Written request:
What follows is a listing; restate every line of it word for word.

═══ The data ═══

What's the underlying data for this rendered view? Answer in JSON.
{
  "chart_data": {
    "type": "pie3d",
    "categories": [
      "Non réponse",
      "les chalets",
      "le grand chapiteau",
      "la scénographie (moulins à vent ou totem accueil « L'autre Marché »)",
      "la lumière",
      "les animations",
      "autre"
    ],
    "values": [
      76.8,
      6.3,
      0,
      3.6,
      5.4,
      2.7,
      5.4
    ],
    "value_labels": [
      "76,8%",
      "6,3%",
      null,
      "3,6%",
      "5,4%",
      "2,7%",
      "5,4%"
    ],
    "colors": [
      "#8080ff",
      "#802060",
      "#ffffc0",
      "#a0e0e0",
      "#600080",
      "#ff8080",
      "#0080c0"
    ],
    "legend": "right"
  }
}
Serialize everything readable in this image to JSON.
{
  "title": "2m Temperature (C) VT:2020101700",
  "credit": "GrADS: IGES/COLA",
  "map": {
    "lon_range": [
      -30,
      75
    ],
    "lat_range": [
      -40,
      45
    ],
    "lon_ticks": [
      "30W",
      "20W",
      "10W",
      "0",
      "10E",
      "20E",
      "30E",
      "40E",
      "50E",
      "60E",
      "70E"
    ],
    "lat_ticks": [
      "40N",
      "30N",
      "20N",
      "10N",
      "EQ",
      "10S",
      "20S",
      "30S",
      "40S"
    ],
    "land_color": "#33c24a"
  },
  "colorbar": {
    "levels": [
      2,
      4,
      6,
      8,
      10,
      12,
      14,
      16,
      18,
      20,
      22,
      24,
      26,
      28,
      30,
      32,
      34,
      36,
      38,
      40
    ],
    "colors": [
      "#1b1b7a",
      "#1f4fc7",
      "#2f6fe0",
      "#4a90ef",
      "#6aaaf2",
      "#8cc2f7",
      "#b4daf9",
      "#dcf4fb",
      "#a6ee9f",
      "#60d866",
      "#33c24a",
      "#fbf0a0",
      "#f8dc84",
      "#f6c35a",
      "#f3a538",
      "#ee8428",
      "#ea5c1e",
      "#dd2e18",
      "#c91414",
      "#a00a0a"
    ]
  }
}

═══

Completed exercise:
What's the underlying data for this rendered view? Answer in JSON.
{
  "chart_data": {
    "type": "pie3d",
    "categories": [
      "Non réponse",
      "les chalets",
      "le grand chapiteau",
      "la scénographie (moulins à vent ou totem accueil « L'autre Marché »)",
      "la lumière",
      "les animations",
      "autre"
    ],
    "values": [
      76.8,
      6.3,
      0,
      3.6,
      5.4,
      2.7,
      5.4
    ],
    "value_labels": [
      "76,8%",
      "6,3%",
      null,
      "3,6%",
      "5,4%",
      "2,7%",
      "5,4%"
    ],
    "colors": [
      "#8080ff",
      "#802060",
      "#ffffc0",
      "#a0e0e0",
      "#600080",
      "#ff8080",
      "#0080c0"
    ],
    "legend": "right"
  }
}
Serialize everything readable in this image to JSON.
{
  "title": "2m Temperature (C) VT:2020101700",
  "credit": "GrADS: IGES/COLA",
  "map": {
    "lon_range": [
      -30,
      75
    ],
    "lat_range": [
      -40,
      45
    ],
    "lon_ticks": [
      "30W",
      "20W",
      "10W",
      "0",
      "10E",
      "20E",
      "30E",
      "40E",
      "50E",
      "60E",
      "70E"
    ],
    "lat_ticks": [
      "40N",
      "30N",
      "20N",
      "10N",
      "EQ",
      "10S",
      "20S",
      "30S",
      "40S"
    ],
    "land_color": "#33c24a"
  },
  "colorbar": {
    "levels": [
      2,
      4,
      6,
      8,
      10,
      12,
      14,
      16,
      18,
      20,
      22,
      24,
      26,
      28,
      30,
      32,
      34,
      36,
      38,
      40
    ],
    "colors": [
      "#1b1b7a",
      "#1f4fc7",
      "#2f6fe0",
      "#4a90ef",
      "#6aaaf2",
      "#8cc2f7",
      "#b4daf9",
      "#dcf4fb",
      "#a6ee9f",
      "#60d866",
      "#33c24a",
      "#fbf0a0",
      "#f8dc84",
      "#f6c35a",
      "#f3a538",
      "#ee8428",
      "#ea5c1e",
      "#dd2e18",
      "#c91414",
      "#a00a0a"
    ]
  }
}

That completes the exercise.